* **Record extracts**
************
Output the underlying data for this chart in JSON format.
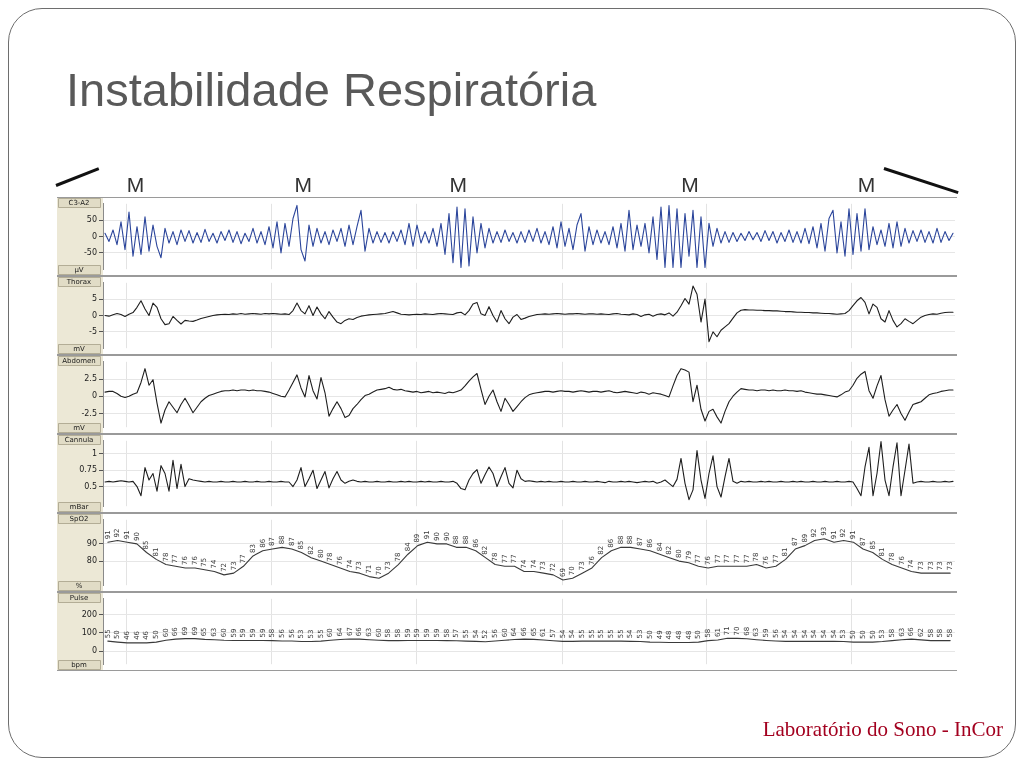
{
  "chart_data": [
    {
      "type": "other",
      "title": "Instabilidade Respiratória"
    },
    {
      "type": "line",
      "title": "C3-A2",
      "ylabel": "µV",
      "annotations": [
        "M",
        "M",
        "M",
        "M",
        "M"
      ],
      "marker": "none",
      "grid": true,
      "ylim": [
        -100,
        100
      ],
      "yticks": [
        -50,
        0,
        50
      ],
      "color": "#2b459b",
      "categories": [
        null,
        null,
        null,
        null,
        null,
        null,
        null,
        null,
        null,
        null,
        null,
        null,
        null,
        null,
        null,
        null,
        null,
        null,
        null,
        null,
        null,
        null,
        null,
        null,
        null,
        null,
        null,
        null,
        null,
        null,
        null,
        null,
        null,
        null,
        null,
        null,
        null,
        null,
        null,
        null,
        null,
        null,
        null,
        null,
        null,
        null,
        null,
        null,
        null,
        null,
        null,
        null,
        null,
        null,
        null,
        null,
        null,
        null,
        null,
        null,
        null,
        null,
        null,
        null,
        null,
        null,
        null,
        null,
        null,
        null,
        null,
        null,
        null,
        null,
        null,
        null,
        null,
        null,
        null,
        null,
        null,
        null,
        null,
        null,
        null,
        null,
        null,
        null,
        null,
        null,
        null,
        null,
        null,
        null,
        null,
        null,
        null,
        null,
        null,
        null,
        null,
        null,
        null,
        null,
        null,
        null,
        null,
        null,
        null,
        null,
        null,
        null,
        null,
        null,
        null,
        null,
        null,
        null,
        null,
        null,
        null,
        null,
        null,
        null,
        null,
        null,
        null,
        null,
        null,
        null,
        null,
        null,
        null,
        null,
        null,
        null,
        null,
        null,
        null,
        null,
        null,
        null,
        null,
        null,
        null,
        null,
        null,
        null,
        null,
        null,
        null,
        null,
        null,
        null,
        null,
        null,
        null,
        null,
        null,
        null,
        null,
        null,
        null,
        null,
        null,
        null,
        null,
        null,
        null,
        null,
        null,
        null,
        null,
        null,
        null,
        null,
        null,
        null,
        null,
        null,
        null,
        null,
        null,
        null,
        null,
        null,
        null,
        null,
        null,
        null,
        null,
        null,
        null,
        null,
        null,
        null,
        null,
        null,
        null,
        null,
        null,
        null,
        null,
        null,
        null,
        null,
        null,
        null,
        null,
        null,
        null,
        null,
        null
      ],
      "values": [
        10,
        -15,
        20,
        -25,
        45,
        -40,
        75,
        -60,
        30,
        -55,
        60,
        -45,
        35,
        -30,
        -65,
        25,
        -20,
        15,
        -25,
        20,
        -15,
        18,
        -20,
        12,
        -18,
        22,
        -15,
        10,
        -20,
        15,
        -12,
        20,
        -18,
        15,
        -22,
        10,
        -15,
        25,
        -20,
        15,
        -25,
        30,
        -35,
        45,
        -50,
        40,
        -30,
        55,
        95,
        -40,
        -75,
        35,
        -30,
        25,
        -20,
        15,
        -25,
        20,
        -15,
        25,
        -30,
        35,
        -25,
        30,
        80,
        -45,
        25,
        -20,
        15,
        -18,
        12,
        -20,
        15,
        -15,
        20,
        -25,
        40,
        -30,
        35,
        -20,
        15,
        -20,
        25,
        -30,
        40,
        -55,
        70,
        -80,
        90,
        -95,
        85,
        -90,
        60,
        -50,
        40,
        -35,
        25,
        -20,
        15,
        -18,
        20,
        -15,
        12,
        -20,
        15,
        -18,
        20,
        -15,
        25,
        -20,
        15,
        -25,
        30,
        -35,
        45,
        -30,
        25,
        -40,
        35,
        70,
        -45,
        30,
        -25,
        20,
        -20,
        15,
        -25,
        30,
        -35,
        40,
        -45,
        80,
        -40,
        35,
        -30,
        40,
        -50,
        60,
        -70,
        90,
        -95,
        95,
        -95,
        85,
        -95,
        70,
        -60,
        80,
        -95,
        60,
        -95,
        40,
        -30,
        25,
        -20,
        15,
        -18,
        12,
        -15,
        10,
        -12,
        15,
        -10,
        12,
        -15,
        18,
        -12,
        15,
        -20,
        12,
        -15,
        20,
        -18,
        15,
        -20,
        25,
        -22,
        30,
        -35,
        40,
        -45,
        55,
        80,
        -50,
        45,
        -60,
        85,
        -55,
        70,
        -45,
        85,
        -40,
        30,
        -25,
        20,
        -30,
        40,
        -35,
        45,
        -30,
        25,
        -20,
        18,
        -15,
        20,
        -18,
        15,
        -20,
        25,
        -18,
        15,
        -12,
        10
      ]
    },
    {
      "type": "line",
      "title": "Thorax",
      "ylabel": "mV",
      "marker": "none",
      "grid": true,
      "ylim": [
        -10,
        10
      ],
      "yticks": [
        -5,
        0,
        5
      ],
      "color": "#1e1e1e",
      "categories": [
        null,
        null,
        null,
        null,
        null,
        null,
        null,
        null,
        null,
        null,
        null,
        null,
        null,
        null,
        null,
        null,
        null,
        null,
        null,
        null,
        null,
        null,
        null,
        null,
        null,
        null,
        null,
        null,
        null,
        null,
        null,
        null,
        null,
        null,
        null,
        null,
        null,
        null,
        null,
        null,
        null,
        null,
        null,
        null,
        null,
        null,
        null,
        null,
        null,
        null,
        null,
        null,
        null,
        null,
        null,
        null,
        null,
        null,
        null,
        null,
        null,
        null,
        null,
        null,
        null,
        null,
        null,
        null,
        null,
        null,
        null,
        null,
        null,
        null,
        null,
        null,
        null,
        null,
        null,
        null,
        null,
        null,
        null,
        null,
        null,
        null,
        null,
        null,
        null,
        null,
        null,
        null,
        null,
        null,
        null,
        null,
        null,
        null,
        null,
        null,
        null,
        null,
        null,
        null,
        null,
        null,
        null,
        null,
        null,
        null,
        null,
        null,
        null,
        null,
        null,
        null,
        null,
        null,
        null,
        null,
        null,
        null,
        null,
        null,
        null,
        null,
        null,
        null,
        null,
        null,
        null,
        null,
        null,
        null,
        null,
        null,
        null,
        null,
        null,
        null,
        null,
        null,
        null,
        null,
        null,
        null,
        null,
        null,
        null,
        null,
        null,
        null,
        null,
        null,
        null,
        null,
        null,
        null,
        null,
        null,
        null,
        null,
        null,
        null,
        null,
        null,
        null,
        null,
        null,
        null,
        null,
        null,
        null,
        null,
        null,
        null,
        null,
        null,
        null,
        null,
        null,
        null,
        null,
        null,
        null,
        null,
        null,
        null,
        null,
        null,
        null,
        null,
        null,
        null,
        null,
        null,
        null,
        null,
        null,
        null,
        null,
        null,
        null,
        null,
        null,
        null,
        null,
        null,
        null,
        null,
        null,
        null,
        null
      ],
      "values": [
        0,
        -0.2,
        0.2,
        0.6,
        0.3,
        -0.3,
        0.4,
        0.9,
        2.5,
        4.5,
        2.0,
        0.0,
        3.8,
        2.5,
        -1.0,
        -2.8,
        -2.5,
        -0.3,
        -1.5,
        -2.6,
        -1.5,
        -1.7,
        -1.8,
        -1.4,
        -0.9,
        -0.6,
        -0.3,
        0.0,
        0.2,
        0.3,
        0.4,
        0.3,
        0.5,
        0.4,
        0.6,
        0.4,
        0.5,
        0.6,
        0.5,
        0.4,
        0.6,
        0.5,
        0.6,
        0.5,
        0.4,
        0.5,
        0.3,
        1.5,
        3.8,
        1.5,
        0.5,
        3.0,
        0.0,
        2.6,
        0.5,
        -1.0,
        1.2,
        -0.5,
        -2.0,
        -2.5,
        -1.5,
        -1.0,
        -1.2,
        -0.6,
        -0.2,
        0.0,
        0.2,
        0.3,
        0.4,
        0.5,
        0.6,
        0.9,
        1.2,
        0.8,
        0.4,
        0.3,
        0.2,
        0.3,
        0.4,
        0.3,
        0.5,
        0.4,
        0.3,
        0.5,
        0.6,
        0.5,
        0.4,
        0.3,
        0.8,
        1.0,
        0.2,
        1.5,
        3.5,
        4.0,
        0.5,
        0.0,
        2.7,
        0.0,
        -2.0,
        1.5,
        -1.0,
        -2.5,
        -0.5,
        0.3,
        -1.2,
        -0.8,
        -0.3,
        0.0,
        0.3,
        0.4,
        0.5,
        0.4,
        0.5,
        0.6,
        0.5,
        0.4,
        0.5,
        0.5,
        0.6,
        0.5,
        0.4,
        0.5,
        0.5,
        0.4,
        0.5,
        0.4,
        0.3,
        0.5,
        0.6,
        0.4,
        0.3,
        0.2,
        0.5,
        0.3,
        -0.3,
        0.2,
        0.4,
        -0.2,
        0.3,
        0.5,
        0.2,
        0.8,
        -0.2,
        1.0,
        3.0,
        5.2,
        3.5,
        9.0,
        6.5,
        -2.0,
        5.0,
        -8.0,
        -5.0,
        -6.5,
        -4.5,
        -3.5,
        -2.5,
        -0.8,
        0.8,
        1.6,
        1.8,
        1.7,
        1.7,
        1.6,
        1.6,
        1.5,
        1.5,
        1.4,
        1.4,
        1.3,
        1.2,
        1.2,
        1.1,
        1.0,
        1.0,
        0.9,
        0.9,
        0.8,
        0.8,
        0.7,
        0.6,
        0.6,
        0.5,
        0.4,
        0.5,
        0.6,
        1.5,
        3.0,
        4.5,
        5.5,
        4.0,
        0.5,
        3.5,
        2.5,
        -1.0,
        -2.0,
        1.5,
        -1.5,
        -3.5,
        -2.5,
        -1.0,
        -1.8,
        -2.5,
        -1.5,
        -0.5,
        0.0,
        0.3,
        0.5,
        0.4,
        0.7,
        0.9,
        1.0,
        1.0
      ]
    },
    {
      "type": "line",
      "title": "Abdomen",
      "ylabel": "mV",
      "marker": "none",
      "grid": true,
      "ylim": [
        -4.5,
        5
      ],
      "yticks": [
        -2.5,
        0,
        2.5
      ],
      "color": "#1e1e1e",
      "categories": [
        null,
        null,
        null,
        null,
        null,
        null,
        null,
        null,
        null,
        null,
        null,
        null,
        null,
        null,
        null,
        null,
        null,
        null,
        null,
        null,
        null,
        null,
        null,
        null,
        null,
        null,
        null,
        null,
        null,
        null,
        null,
        null,
        null,
        null,
        null,
        null,
        null,
        null,
        null,
        null,
        null,
        null,
        null,
        null,
        null,
        null,
        null,
        null,
        null,
        null,
        null,
        null,
        null,
        null,
        null,
        null,
        null,
        null,
        null,
        null,
        null,
        null,
        null,
        null,
        null,
        null,
        null,
        null,
        null,
        null,
        null,
        null,
        null,
        null,
        null,
        null,
        null,
        null,
        null,
        null,
        null,
        null,
        null,
        null,
        null,
        null,
        null,
        null,
        null,
        null,
        null,
        null,
        null,
        null,
        null,
        null,
        null,
        null,
        null,
        null,
        null,
        null,
        null,
        null,
        null,
        null,
        null,
        null,
        null,
        null,
        null,
        null,
        null,
        null,
        null,
        null,
        null,
        null,
        null,
        null,
        null,
        null,
        null,
        null,
        null,
        null,
        null,
        null,
        null,
        null,
        null,
        null,
        null,
        null,
        null,
        null,
        null,
        null,
        null,
        null,
        null,
        null,
        null,
        null,
        null,
        null,
        null,
        null,
        null,
        null,
        null,
        null,
        null,
        null,
        null,
        null,
        null,
        null,
        null,
        null,
        null,
        null,
        null,
        null,
        null,
        null,
        null,
        null,
        null,
        null,
        null,
        null,
        null,
        null,
        null,
        null,
        null,
        null,
        null,
        null,
        null,
        null,
        null,
        null,
        null,
        null,
        null,
        null,
        null,
        null,
        null,
        null,
        null,
        null,
        null,
        null,
        null,
        null,
        null,
        null,
        null,
        null,
        null,
        null,
        null,
        null,
        null,
        null,
        null,
        null,
        null,
        null,
        null
      ],
      "values": [
        0.6,
        0.7,
        0.7,
        0.4,
        0.0,
        -0.2,
        0.0,
        0.3,
        0.5,
        2.0,
        4.0,
        1.6,
        2.4,
        -1.0,
        -3.9,
        -2.0,
        -0.8,
        -1.6,
        -2.4,
        -1.2,
        -0.3,
        -1.3,
        -2.4,
        -1.6,
        -0.8,
        -0.3,
        0.1,
        0.3,
        0.5,
        0.7,
        0.8,
        0.8,
        0.9,
        0.8,
        0.9,
        0.9,
        0.8,
        0.9,
        0.8,
        0.8,
        0.7,
        0.6,
        0.4,
        0.2,
        0.0,
        -0.1,
        0.9,
        2.0,
        3.1,
        1.2,
        -0.1,
        3.0,
        0.8,
        -0.4,
        2.7,
        0.5,
        -2.9,
        -1.8,
        -0.8,
        -1.8,
        -3.1,
        -2.8,
        -1.8,
        -1.2,
        -0.5,
        0.1,
        0.3,
        0.6,
        0.9,
        1.0,
        1.1,
        1.3,
        1.0,
        0.9,
        1.0,
        0.8,
        0.7,
        0.6,
        0.7,
        0.5,
        0.6,
        0.7,
        0.5,
        0.6,
        0.5,
        0.4,
        0.6,
        0.5,
        0.7,
        0.9,
        1.5,
        2.2,
        2.8,
        3.3,
        1.0,
        -1.2,
        0.0,
        0.9,
        -0.8,
        -2.2,
        -0.3,
        -1.2,
        -2.2,
        -1.5,
        -0.8,
        -0.2,
        0.2,
        0.4,
        0.5,
        0.6,
        0.7,
        0.7,
        0.6,
        0.7,
        0.8,
        0.7,
        0.7,
        0.6,
        0.7,
        0.8,
        0.7,
        0.6,
        0.7,
        0.7,
        0.6,
        0.7,
        0.8,
        0.6,
        0.5,
        0.6,
        0.7,
        0.6,
        0.5,
        0.4,
        0.6,
        0.5,
        0.3,
        0.5,
        0.4,
        0.3,
        0.1,
        -0.1,
        1.5,
        3.0,
        4.0,
        3.8,
        3.5,
        -0.8,
        1.6,
        -1.9,
        -3.6,
        -2.2,
        -1.9,
        -3.0,
        -3.9,
        -2.2,
        -0.8,
        0.0,
        0.6,
        1.1,
        1.0,
        0.9,
        0.9,
        0.8,
        0.9,
        0.9,
        0.8,
        0.9,
        0.8,
        0.8,
        0.9,
        0.8,
        0.8,
        0.7,
        0.8,
        0.6,
        0.5,
        0.4,
        0.3,
        0.3,
        0.2,
        0.1,
        0.0,
        -0.1,
        0.2,
        0.6,
        0.8,
        1.6,
        2.6,
        3.2,
        3.6,
        0.8,
        -0.3,
        1.5,
        3.0,
        -0.5,
        -2.9,
        -2.0,
        -1.2,
        -2.5,
        -3.5,
        -2.3,
        -1.2,
        -1.0,
        -0.8,
        -0.3,
        0.2,
        0.4,
        0.5,
        0.7,
        0.8,
        0.9,
        0.9
      ]
    },
    {
      "type": "line",
      "title": "Cannula",
      "ylabel": "mBar",
      "marker": "none",
      "grid": true,
      "ylim": [
        0.2,
        1.2
      ],
      "yticks": [
        0.5,
        0.75,
        1
      ],
      "color": "#1e1e1e",
      "categories": [
        null,
        null,
        null,
        null,
        null,
        null,
        null,
        null,
        null,
        null,
        null,
        null,
        null,
        null,
        null,
        null,
        null,
        null,
        null,
        null,
        null,
        null,
        null,
        null,
        null,
        null,
        null,
        null,
        null,
        null,
        null,
        null,
        null,
        null,
        null,
        null,
        null,
        null,
        null,
        null,
        null,
        null,
        null,
        null,
        null,
        null,
        null,
        null,
        null,
        null,
        null,
        null,
        null,
        null,
        null,
        null,
        null,
        null,
        null,
        null,
        null,
        null,
        null,
        null,
        null,
        null,
        null,
        null,
        null,
        null,
        null,
        null,
        null,
        null,
        null,
        null,
        null,
        null,
        null,
        null,
        null,
        null,
        null,
        null,
        null,
        null,
        null,
        null,
        null,
        null,
        null,
        null,
        null,
        null,
        null,
        null,
        null,
        null,
        null,
        null,
        null,
        null,
        null,
        null,
        null,
        null,
        null,
        null,
        null,
        null,
        null,
        null,
        null,
        null,
        null,
        null,
        null,
        null,
        null,
        null,
        null,
        null,
        null,
        null,
        null,
        null,
        null,
        null,
        null,
        null,
        null,
        null,
        null,
        null,
        null,
        null,
        null,
        null,
        null,
        null,
        null,
        null,
        null,
        null,
        null,
        null,
        null,
        null,
        null,
        null,
        null,
        null,
        null,
        null,
        null,
        null,
        null,
        null,
        null,
        null,
        null,
        null,
        null,
        null,
        null,
        null,
        null,
        null,
        null,
        null,
        null,
        null,
        null,
        null,
        null,
        null,
        null,
        null,
        null,
        null,
        null,
        null,
        null,
        null,
        null,
        null,
        null,
        null,
        null,
        null,
        null,
        null,
        null,
        null,
        null,
        null,
        null,
        null,
        null,
        null,
        null,
        null,
        null,
        null,
        null,
        null,
        null,
        null,
        null,
        null,
        null,
        null,
        null
      ],
      "values": [
        0.57,
        0.58,
        0.57,
        0.58,
        0.59,
        0.58,
        0.57,
        0.58,
        0.5,
        0.36,
        0.79,
        0.6,
        0.7,
        0.43,
        0.82,
        0.7,
        0.43,
        0.9,
        0.47,
        0.84,
        0.5,
        0.62,
        0.6,
        0.59,
        0.58,
        0.57,
        0.58,
        0.57,
        0.57,
        0.58,
        0.57,
        0.57,
        0.58,
        0.57,
        0.57,
        0.58,
        0.57,
        0.57,
        0.58,
        0.57,
        0.57,
        0.58,
        0.57,
        0.57,
        0.58,
        0.57,
        0.57,
        0.5,
        0.6,
        0.79,
        0.5,
        0.62,
        0.75,
        0.47,
        0.6,
        0.73,
        0.48,
        0.62,
        0.73,
        0.6,
        0.55,
        0.58,
        0.6,
        0.58,
        0.57,
        0.58,
        0.57,
        0.57,
        0.58,
        0.57,
        0.57,
        0.58,
        0.57,
        0.57,
        0.58,
        0.57,
        0.58,
        0.57,
        0.57,
        0.58,
        0.57,
        0.58,
        0.57,
        0.57,
        0.58,
        0.57,
        0.57,
        0.58,
        0.55,
        0.47,
        0.45,
        0.6,
        0.7,
        0.76,
        0.55,
        0.68,
        0.8,
        0.7,
        0.5,
        0.65,
        0.79,
        0.55,
        0.48,
        0.75,
        0.62,
        0.58,
        0.59,
        0.58,
        0.57,
        0.58,
        0.57,
        0.58,
        0.57,
        0.57,
        0.58,
        0.57,
        0.57,
        0.58,
        0.57,
        0.57,
        0.58,
        0.57,
        0.57,
        0.58,
        0.57,
        0.56,
        0.58,
        0.57,
        0.57,
        0.58,
        0.57,
        0.58,
        0.57,
        0.56,
        0.57,
        0.58,
        0.57,
        0.58,
        0.55,
        0.57,
        0.6,
        0.55,
        0.5,
        0.61,
        0.93,
        0.55,
        0.3,
        0.45,
        1.05,
        0.6,
        0.32,
        0.7,
        0.97,
        0.5,
        0.34,
        0.65,
        0.93,
        0.58,
        0.55,
        0.58,
        0.57,
        0.58,
        0.57,
        0.57,
        0.58,
        0.57,
        0.58,
        0.57,
        0.57,
        0.58,
        0.57,
        0.57,
        0.58,
        0.57,
        0.58,
        0.57,
        0.57,
        0.58,
        0.57,
        0.57,
        0.58,
        0.57,
        0.57,
        0.58,
        0.57,
        0.57,
        0.58,
        0.57,
        0.47,
        0.36,
        0.8,
        1.1,
        0.36,
        0.7,
        1.19,
        0.6,
        0.36,
        0.8,
        1.17,
        0.36,
        0.75,
        1.15,
        0.55,
        0.57,
        0.58,
        0.57,
        0.57,
        0.58,
        0.57,
        0.57,
        0.58,
        0.57,
        0.58
      ]
    },
    {
      "type": "line",
      "title": "SpO2",
      "ylabel": "%",
      "marker": "none",
      "grid": true,
      "data_labels": true,
      "ylim": [
        66,
        104
      ],
      "yticks": [
        80,
        90
      ],
      "color": "#3a3a3a",
      "categories": [
        null,
        null,
        null,
        null,
        null,
        null,
        null,
        null,
        null,
        null,
        null,
        null,
        null,
        null,
        null,
        null,
        null,
        null,
        null,
        null,
        null,
        null,
        null,
        null,
        null,
        null,
        null,
        null,
        null,
        null,
        null,
        null,
        null,
        null,
        null,
        null,
        null,
        null,
        null,
        null,
        null,
        null,
        null,
        null,
        null,
        null,
        null,
        null,
        null,
        null,
        null,
        null,
        null,
        null,
        null,
        null,
        null,
        null,
        null,
        null,
        null,
        null,
        null,
        null,
        null,
        null,
        null,
        null,
        null,
        null,
        null,
        null,
        null,
        null,
        null,
        null,
        null,
        null,
        null,
        null,
        null,
        null,
        null,
        null,
        null,
        null,
        null,
        null
      ],
      "values": [
        91,
        92,
        91,
        90,
        85,
        81,
        78,
        77,
        76,
        76,
        75,
        74,
        72,
        73,
        77,
        83,
        86,
        87,
        88,
        87,
        85,
        82,
        80,
        78,
        76,
        74,
        73,
        71,
        70,
        73,
        78,
        84,
        89,
        91,
        90,
        90,
        88,
        88,
        86,
        82,
        78,
        77,
        77,
        74,
        74,
        73,
        72,
        69,
        70,
        73,
        76,
        82,
        86,
        88,
        88,
        87,
        86,
        84,
        82,
        80,
        79,
        77,
        76,
        77,
        77,
        77,
        77,
        78,
        76,
        77,
        81,
        87,
        89,
        92,
        93,
        91,
        92,
        91,
        87,
        85,
        81,
        78,
        76,
        74,
        73,
        73,
        73,
        73
      ]
    },
    {
      "type": "line",
      "title": "Pulse",
      "ylabel": "bpm",
      "marker": "none",
      "grid": true,
      "data_labels": true,
      "ylim": [
        -70,
        285
      ],
      "yticks": [
        0,
        100,
        200
      ],
      "color": "#3a3a3a",
      "categories": [
        null,
        null,
        null,
        null,
        null,
        null,
        null,
        null,
        null,
        null,
        null,
        null,
        null,
        null,
        null,
        null,
        null,
        null,
        null,
        null,
        null,
        null,
        null,
        null,
        null,
        null,
        null,
        null,
        null,
        null,
        null,
        null,
        null,
        null,
        null,
        null,
        null,
        null,
        null,
        null,
        null,
        null,
        null,
        null,
        null,
        null,
        null,
        null,
        null,
        null,
        null,
        null,
        null,
        null,
        null,
        null,
        null,
        null,
        null,
        null,
        null,
        null,
        null,
        null,
        null,
        null,
        null,
        null,
        null,
        null,
        null,
        null,
        null,
        null,
        null,
        null,
        null,
        null,
        null,
        null,
        null,
        null,
        null,
        null,
        null,
        null,
        null,
        null
      ],
      "values": [
        55,
        50,
        46,
        46,
        46,
        50,
        60,
        66,
        69,
        69,
        65,
        63,
        60,
        59,
        59,
        59,
        59,
        58,
        56,
        56,
        53,
        53,
        55,
        60,
        64,
        67,
        66,
        63,
        60,
        58,
        58,
        59,
        59,
        59,
        59,
        58,
        57,
        55,
        54,
        52,
        56,
        60,
        64,
        66,
        65,
        61,
        57,
        54,
        54,
        55,
        55,
        55,
        55,
        55,
        54,
        53,
        50,
        49,
        48,
        48,
        48,
        50,
        58,
        61,
        71,
        70,
        68,
        63,
        59,
        56,
        54,
        54,
        54,
        54,
        54,
        54,
        53,
        50,
        50,
        50,
        53,
        58,
        63,
        66,
        62,
        58,
        58,
        58
      ]
    },
    {
      "type": "other",
      "annotations": [
        "Laboratório do Sono - InCor"
      ]
    }
  ]
}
************
* **Exercise requirements**
Display every line of the listing that contains the string "title".

* **In response**
      "title": "Instabilidade Respiratória"
      "title": "C3-A2",
      "title": "Thorax",
      "title": "Abdomen",
      "title": "Cannula",
      "title": "SpO2",
      "title": "Pulse",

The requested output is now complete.